-- BEGIN Records for processing --
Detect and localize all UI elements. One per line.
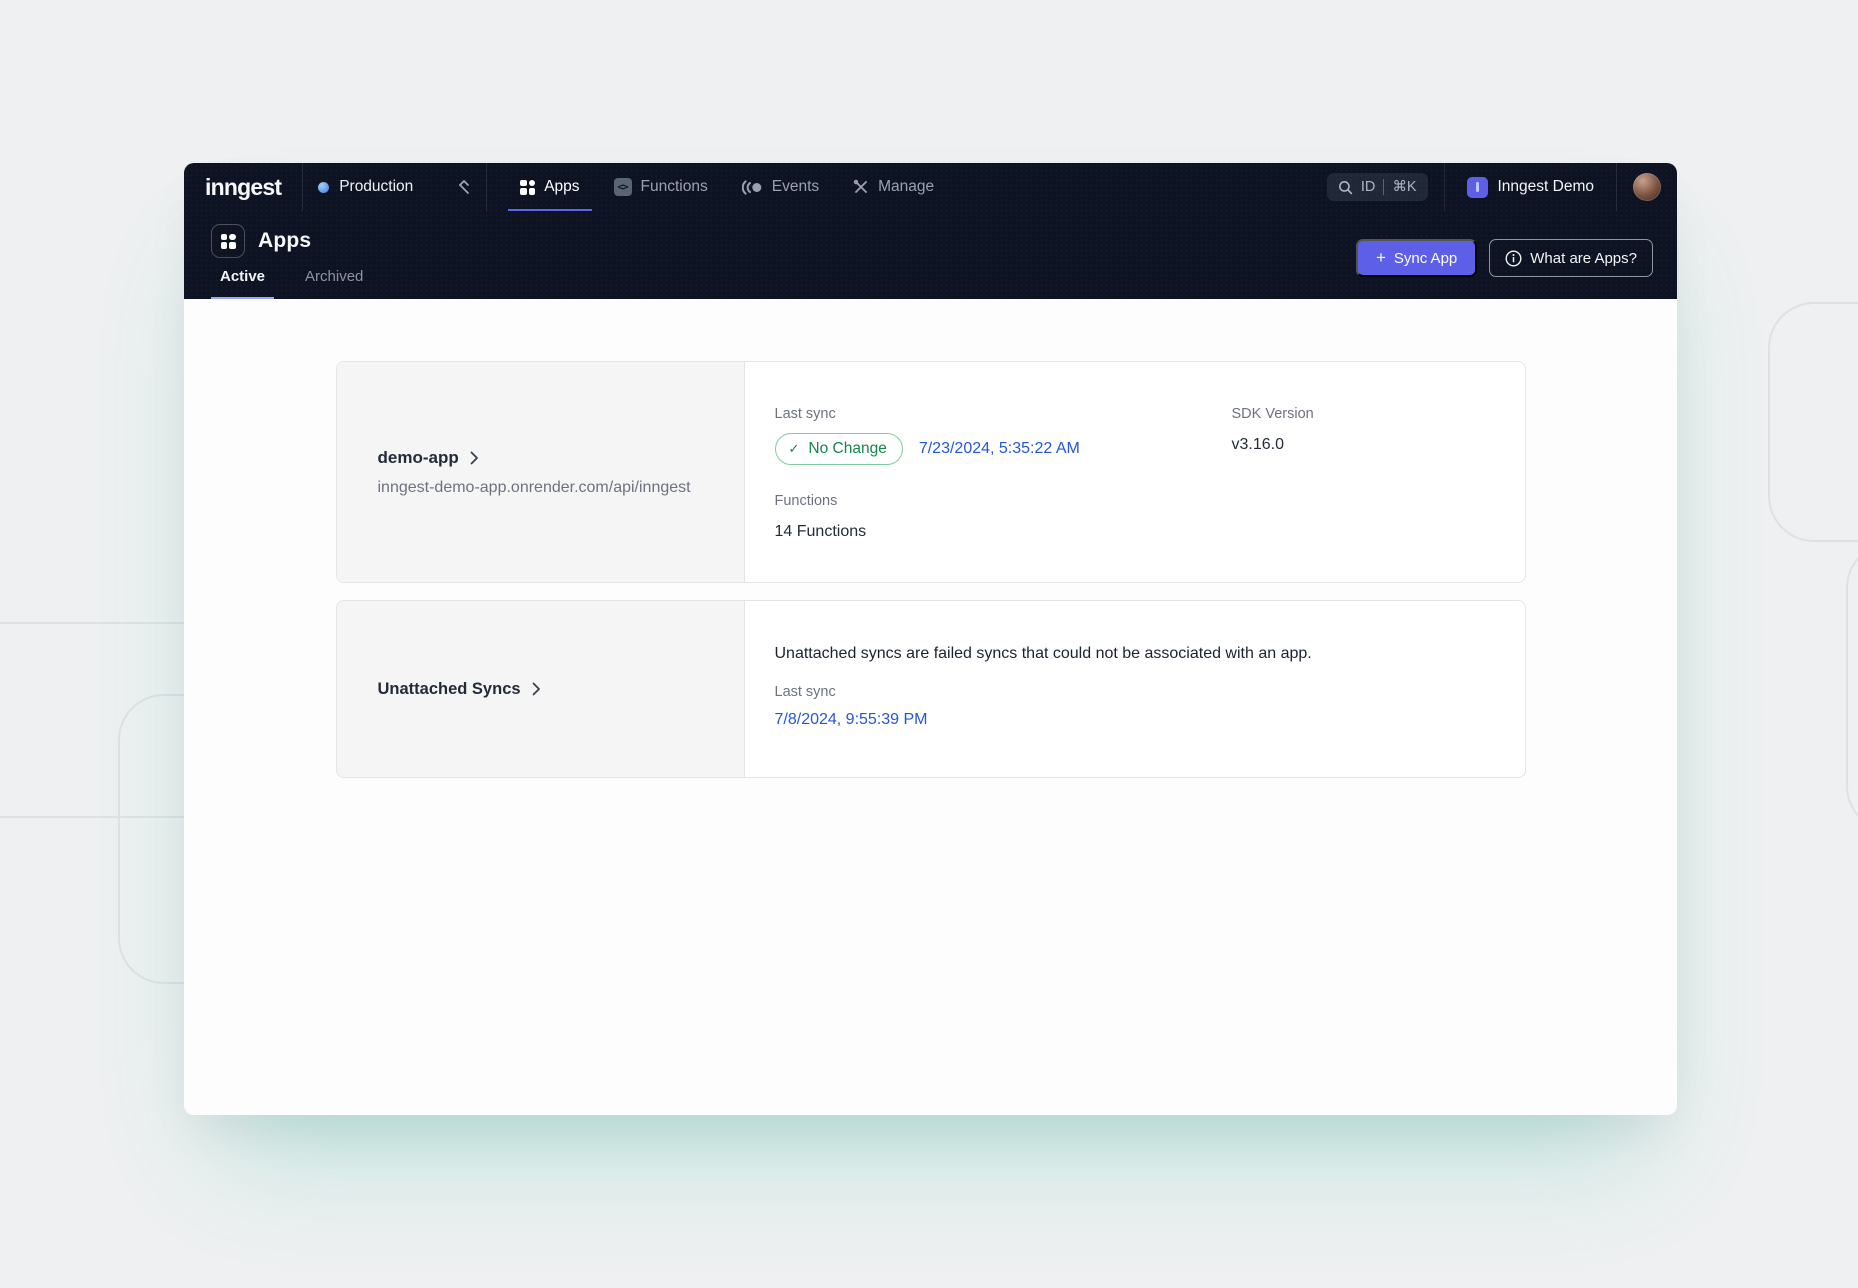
sync-status-row: ✓ No Change 7/23/2024, 5:35:22 AM [775,433,1232,465]
avatar-segment [1617,163,1677,211]
last-sync-label: Last sync [775,406,1232,422]
nav-item-manage[interactable]: Manage [841,163,946,211]
app-url: inngest-demo-app.onrender.com/api/innges… [378,479,744,497]
top-nav-right: ID ⌘K Inngest Demo [1327,163,1677,211]
unattached-syncs-link[interactable]: Unattached Syncs [378,680,744,699]
nav-item-functions[interactable]: <> Functions [602,163,720,211]
search-label: ID [1361,179,1376,195]
nav-item-label: Functions [641,178,708,196]
sdk-version-label: SDK Version [1232,406,1495,422]
inngest-logo[interactable]: inngest [205,174,281,201]
app-card: demo-app inngest-demo-app.onrender.com/a… [336,361,1526,583]
unattached-card-summary: Unattached Syncs [337,601,745,777]
org-switcher[interactable]: Inngest Demo [1444,163,1618,211]
apps-grid-icon [520,180,535,195]
tab-archived[interactable]: Archived [296,268,372,299]
decorative-outline [1768,302,1858,542]
what-are-apps-button[interactable]: What are Apps? [1489,239,1653,277]
unattached-syncs-title: Unattached Syncs [378,680,521,699]
nav-item-events[interactable]: Events [730,163,831,211]
chevron-up-down-icon [457,177,471,197]
last-sync-time-link[interactable]: 7/8/2024, 9:55:39 PM [775,711,928,729]
top-nav-bar: inngest Production Apps <> [184,163,1677,211]
unattached-card-details: Unattached syncs are failed syncs that c… [745,601,1525,777]
environment-switcher[interactable]: Production [303,163,487,211]
app-header: inngest Production Apps <> [184,163,1677,299]
info-icon [1505,250,1522,267]
main-content: demo-app inngest-demo-app.onrender.com/a… [184,361,1677,1115]
sdk-version: v3.16.0 [1232,436,1495,454]
nav-item-apps[interactable]: Apps [508,163,591,211]
sync-column: Last sync ✓ No Change 7/23/2024, 5:35:22… [775,406,1232,582]
org-badge-icon [1467,177,1488,198]
app-name: demo-app [378,448,459,468]
plus-icon: + [1376,248,1386,268]
search-shortcut: ⌘K [1392,179,1416,195]
nav-item-label: Events [772,178,819,196]
functions-count: 14 Functions [775,523,1232,541]
app-window: inngest Production Apps <> [184,163,1677,1115]
app-card-summary: demo-app inngest-demo-app.onrender.com/a… [337,362,745,582]
nav-item-label: Apps [544,178,579,196]
decorative-outline [1846,542,1858,832]
sdk-column: SDK Version v3.16.0 [1232,406,1495,582]
app-name-link[interactable]: demo-app [378,448,744,468]
sync-status-badge: ✓ No Change [775,433,903,465]
events-signal-icon [742,180,763,195]
tabs: Active Archived [211,268,372,299]
search-button[interactable]: ID ⌘K [1327,173,1428,201]
app-card-details: Last sync ✓ No Change 7/23/2024, 5:35:22… [745,362,1525,582]
last-sync-label: Last sync [775,684,1495,700]
functions-label: Functions [775,493,1232,509]
last-sync-time-link[interactable]: 7/23/2024, 5:35:22 AM [919,440,1080,458]
apps-grid-icon [211,224,245,258]
search-icon [1338,180,1353,195]
page-header: Apps Active Archived + Sync App [184,211,1677,299]
page-title: Apps [258,229,311,253]
functions-code-icon: <> [614,178,632,196]
tab-active[interactable]: Active [211,268,274,299]
nav-item-label: Manage [878,178,934,196]
unattached-description: Unattached syncs are failed syncs that c… [775,645,1495,663]
manage-tools-icon [853,179,869,195]
logo-segment: inngest [184,163,303,211]
sync-app-button[interactable]: + Sync App [1356,239,1477,277]
environment-label: Production [339,178,413,196]
main-nav: Apps <> Functions Events [503,163,951,211]
divider [1383,179,1384,195]
check-icon: ✓ [789,441,800,457]
user-avatar[interactable] [1633,173,1661,201]
environment-status-icon [318,182,329,193]
header-actions: + Sync App What are Apps? [1356,239,1653,277]
sync-status-text: No Change [808,440,886,458]
chevron-right-icon [532,682,541,696]
org-name: Inngest Demo [1498,178,1595,196]
chevron-right-icon [470,451,479,465]
unattached-syncs-card: Unattached Syncs Unattached syncs are fa… [336,600,1526,778]
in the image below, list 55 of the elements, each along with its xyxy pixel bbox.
-- END Records for processing --
### Task directions
Copy out all of the lines above word for word, leaving out the pictures.

### Answer for the task
Detect and localize all UI elements. One per line.
sync-status-row: ✓ No Change 7/23/2024, 5:35:22 AM [775,433,1232,465]
avatar-segment [1617,163,1677,211]
last-sync-label: Last sync [775,406,1232,422]
nav-item-manage[interactable]: Manage [841,163,946,211]
app-url: inngest-demo-app.onrender.com/api/innges… [378,479,744,497]
top-nav-right: ID ⌘K Inngest Demo [1327,163,1677,211]
unattached-syncs-link[interactable]: Unattached Syncs [378,680,744,699]
nav-item-functions[interactable]: <> Functions [602,163,720,211]
search-label: ID [1361,179,1376,195]
nav-item-label: Functions [641,178,708,196]
sdk-version-label: SDK Version [1232,406,1495,422]
inngest-logo[interactable]: inngest [205,174,281,201]
app-card: demo-app inngest-demo-app.onrender.com/a… [336,361,1526,583]
unattached-card-summary: Unattached Syncs [337,601,745,777]
org-switcher[interactable]: Inngest Demo [1444,163,1618,211]
apps-grid-icon [520,180,535,195]
tab-archived[interactable]: Archived [296,268,372,299]
decorative-outline [1768,302,1858,542]
what-are-apps-button[interactable]: What are Apps? [1489,239,1653,277]
unattached-syncs-title: Unattached Syncs [378,680,521,699]
nav-item-events[interactable]: Events [730,163,831,211]
chevron-up-down-icon [457,177,471,197]
last-sync-time-link[interactable]: 7/8/2024, 9:55:39 PM [775,711,928,729]
top-nav-bar: inngest Production Apps <> [184,163,1677,211]
unattached-card-details: Unattached syncs are failed syncs that c… [745,601,1525,777]
environment-switcher[interactable]: Production [303,163,487,211]
app-header: inngest Production Apps <> [184,163,1677,299]
info-icon [1505,250,1522,267]
main-content: demo-app inngest-demo-app.onrender.com/a… [184,361,1677,1115]
sdk-version: v3.16.0 [1232,436,1495,454]
nav-item-apps[interactable]: Apps [508,163,591,211]
sync-column: Last sync ✓ No Change 7/23/2024, 5:35:22… [775,406,1232,582]
org-badge-icon [1467,177,1488,198]
app-name: demo-app [378,448,459,468]
plus-icon: + [1376,248,1386,268]
search-shortcut: ⌘K [1392,179,1416,195]
nav-item-label: Events [772,178,819,196]
functions-count: 14 Functions [775,523,1232,541]
app-window: inngest Production Apps <> [184,163,1677,1115]
app-card-summary: demo-app inngest-demo-app.onrender.com/a… [337,362,745,582]
nav-item-label: Apps [544,178,579,196]
decorative-outline [1846,542,1858,832]
sdk-column: SDK Version v3.16.0 [1232,406,1495,582]
app-name-link[interactable]: demo-app [378,448,744,468]
sync-status-badge: ✓ No Change [775,433,903,465]
events-signal-icon [742,180,763,195]
tabs: Active Archived [211,268,372,299]
search-button[interactable]: ID ⌘K [1327,173,1428,201]
app-card-details: Last sync ✓ No Change 7/23/2024, 5:35:22… [745,362,1525,582]
last-sync-label: Last sync [775,684,1495,700]
functions-label: Functions [775,493,1232,509]
last-sync-time-link[interactable]: 7/23/2024, 5:35:22 AM [919,440,1080,458]
apps-grid-icon [211,224,245,258]
search-icon [1338,180,1353,195]
page-header: Apps Active Archived + Sync App [184,211,1677,299]
page-title: Apps [258,229,311,253]
functions-code-icon: <> [614,178,632,196]
tab-active[interactable]: Active [211,268,274,299]
nav-item-label: Manage [878,178,934,196]
unattached-description: Unattached syncs are failed syncs that c… [775,645,1495,663]
manage-tools-icon [853,179,869,195]
logo-segment: inngest [184,163,303,211]
sync-app-button[interactable]: + Sync App [1356,239,1477,277]
environment-label: Production [339,178,413,196]
main-nav: Apps <> Functions Events [503,163,951,211]
divider [1383,179,1384,195]
check-icon: ✓ [789,441,800,457]
user-avatar[interactable] [1633,173,1661,201]
environment-status-icon [318,182,329,193]
header-actions: + Sync App What are Apps? [1356,239,1653,277]
sync-status-text: No Change [808,440,886,458]
chevron-right-icon [532,682,541,696]
org-name: Inngest Demo [1498,178,1595,196]
chevron-right-icon [470,451,479,465]
unattached-syncs-card: Unattached Syncs Unattached syncs are fa… [336,600,1526,778]
in the image below, list 55 of the elements, each along with its xyxy pixel bbox.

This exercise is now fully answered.